AIM OF THE TASK: Set every record down verbatim and omit the pictures.

━━━━━ SUPPLIED MATERIAL

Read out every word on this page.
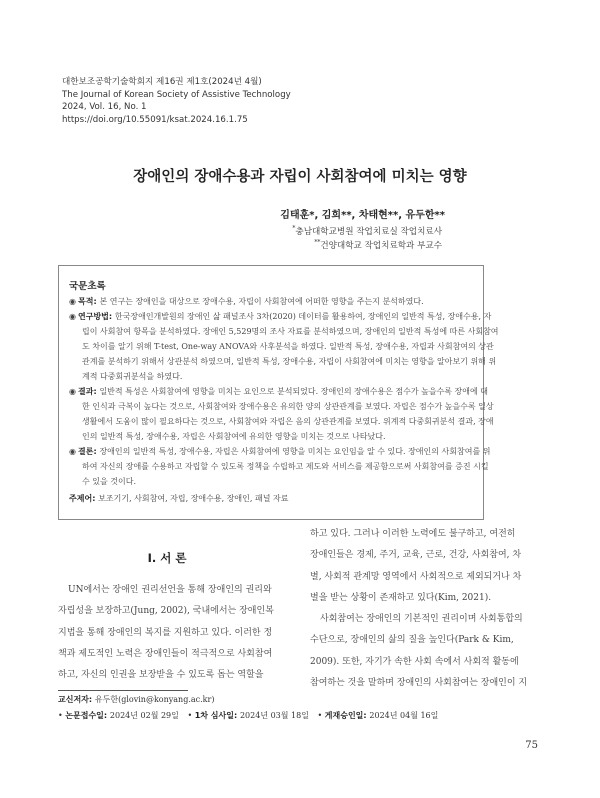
대한보조공학기술학회지 제16권 제1호(2024년 4월)
The Journal of Korean Society of Assistive Technology
2024, Vol. 16, No. 1
https://doi.org/10.55091/ksat.2024.16.1.75
장애인의 장애수용과 자립이 사회참여에 미치는 영향
김태훈*, 김희**, 차태현**, 유두한**
*충남대학교병원 작업치료실 작업치료사
**건양대학교 작업치료학과 부교수
국문초록
◉ 목적: 본 연구는 장애인을 대상으로 장애수용, 자립이 사회참여에 어떠한 영향을 주는지 분석하였다.
◉ 연구방법: 한국장애인개발원의 장애인 삶 패널조사 3차(2020) 데이터를 활용하여, 장애인의 일반적 특성, 장애수용, 자
립이 사회참여 항목을 분석하였다. 장애인 5,529명의 조사 자료를 분석하였으며, 장애인의 일반적 특성에 따른 사회참여
도 차이를 알기 위해 T-test, One-way ANOVA와 사후분석을 하였다. 일반적 특성, 장애수용, 자립과 사회참여의 상관
관계를 분석하기 위해서 상관분석 하였으며, 일반적 특성, 장애수용, 자립이 사회참여에 미치는 영향을 알아보기 위해 위
계적 다중회귀분석을 하였다.
◉ 결과: 일반적 특성은 사회참여에 영향을 미치는 요인으로 분석되었다. 장애인의 장애수용은 점수가 높을수록 장애에 대
한 인식과 극복이 높다는 것으로, 사회참여와 장애수용은 유의한 양의 상관관계를 보였다. 자립은 점수가 높을수록 일상
생활에서 도움이 많이 필요하다는 것으로, 사회참여와 자립은 음의 상관관계를 보였다. 위계적 다중회귀분석 결과, 장애
인의 일반적 특성, 장애수용, 자립은 사회참여에 유의한 영향을 미치는 것으로 나타났다.
◉ 결론: 장애인의 일반적 특성, 장애수용, 자립은 사회참여에 영향을 미치는 요인임을 알 수 있다. 장애인의 사회참여를 위
하여 자신의 장애를 수용하고 자립할 수 있도록 정책을 수립하고 제도와 서비스를 제공함으로써 사회참여를 증진 시킬
수 있을 것이다.
주제어: 보조기기, 사회참여, 자립, 장애수용, 장애인, 패널 자료
I. 서 론
UN에서는 장애인 권리선언을 통해 장애인의 권리와
자립성을 보장하고(Jung, 2002), 국내에서는 장애인복
지법을 통해 장애인의 복지를 지원하고 있다. 이러한 정
책과 제도적인 노력은 장애인들이 적극적으로 사회참여
하고, 자신의 인권을 보장받을 수 있도록 돕는 역할을
하고 있다. 그러나 이러한 노력에도 불구하고, 여전히
장애인들은 경제, 주거, 교육, 근로, 건강, 사회참여, 차
별, 사회적 관계망 영역에서 사회적으로 제외되거나 차
별을 받는 상황이 존재하고 있다(Kim, 2021).
사회참여는 장애인의 기본적인 권리이며 사회통합의
수단으로, 장애인의 삶의 질을 높인다(Park & Kim,
2009). 또한, 자기가 속한 사회 속에서 사회적 활동에
참여하는 것을 말하며 장애인의 사회참여는 장애인이 지
교신저자: 유두한(glovin@konyang.ac.kr)
• 논문접수일: 2024년 02월 29일 • 1차 심사일: 2024년 03월 18일 • 게재승인일: 2024년 04월 16일
75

━━━━━━━━━━

OUTPUT:
Read out every word on this page.
대한보조공학기술학회지 제16권 제1호(2024년 4월)
The Journal of Korean Society of Assistive Technology
2024, Vol. 16, No. 1
https://doi.org/10.55091/ksat.2024.16.1.75
장애인의 장애수용과 자립이 사회참여에 미치는 영향
김태훈*, 김희**, 차태현**, 유두한**
*충남대학교병원 작업치료실 작업치료사
**건양대학교 작업치료학과 부교수
국문초록
◉ 목적: 본 연구는 장애인을 대상으로 장애수용, 자립이 사회참여에 어떠한 영향을 주는지 분석하였다.
◉ 연구방법: 한국장애인개발원의 장애인 삶 패널조사 3차(2020) 데이터를 활용하여, 장애인의 일반적 특성, 장애수용, 자
립이 사회참여 항목을 분석하였다. 장애인 5,529명의 조사 자료를 분석하였으며, 장애인의 일반적 특성에 따른 사회참여
도 차이를 알기 위해 T-test, One-way ANOVA와 사후분석을 하였다. 일반적 특성, 장애수용, 자립과 사회참여의 상관
관계를 분석하기 위해서 상관분석 하였으며, 일반적 특성, 장애수용, 자립이 사회참여에 미치는 영향을 알아보기 위해 위
계적 다중회귀분석을 하였다.
◉ 결과: 일반적 특성은 사회참여에 영향을 미치는 요인으로 분석되었다. 장애인의 장애수용은 점수가 높을수록 장애에 대
한 인식과 극복이 높다는 것으로, 사회참여와 장애수용은 유의한 양의 상관관계를 보였다. 자립은 점수가 높을수록 일상
생활에서 도움이 많이 필요하다는 것으로, 사회참여와 자립은 음의 상관관계를 보였다. 위계적 다중회귀분석 결과, 장애
인의 일반적 특성, 장애수용, 자립은 사회참여에 유의한 영향을 미치는 것으로 나타났다.
◉ 결론: 장애인의 일반적 특성, 장애수용, 자립은 사회참여에 영향을 미치는 요인임을 알 수 있다. 장애인의 사회참여를 위
하여 자신의 장애를 수용하고 자립할 수 있도록 정책을 수립하고 제도와 서비스를 제공함으로써 사회참여를 증진 시킬
수 있을 것이다.
주제어: 보조기기, 사회참여, 자립, 장애수용, 장애인, 패널 자료
I. 서 론
UN에서는 장애인 권리선언을 통해 장애인의 권리와
자립성을 보장하고(Jung, 2002), 국내에서는 장애인복
지법을 통해 장애인의 복지를 지원하고 있다. 이러한 정
책과 제도적인 노력은 장애인들이 적극적으로 사회참여
하고, 자신의 인권을 보장받을 수 있도록 돕는 역할을
하고 있다. 그러나 이러한 노력에도 불구하고, 여전히
장애인들은 경제, 주거, 교육, 근로, 건강, 사회참여, 차
별, 사회적 관계망 영역에서 사회적으로 제외되거나 차
별을 받는 상황이 존재하고 있다(Kim, 2021).
사회참여는 장애인의 기본적인 권리이며 사회통합의
수단으로, 장애인의 삶의 질을 높인다(Park & Kim,
2009). 또한, 자기가 속한 사회 속에서 사회적 활동에
참여하는 것을 말하며 장애인의 사회참여는 장애인이 지
교신저자: 유두한(glovin@konyang.ac.kr)
• 논문접수일: 2024년 02월 29일 • 1차 심사일: 2024년 03월 18일 • 게재승인일: 2024년 04월 16일
75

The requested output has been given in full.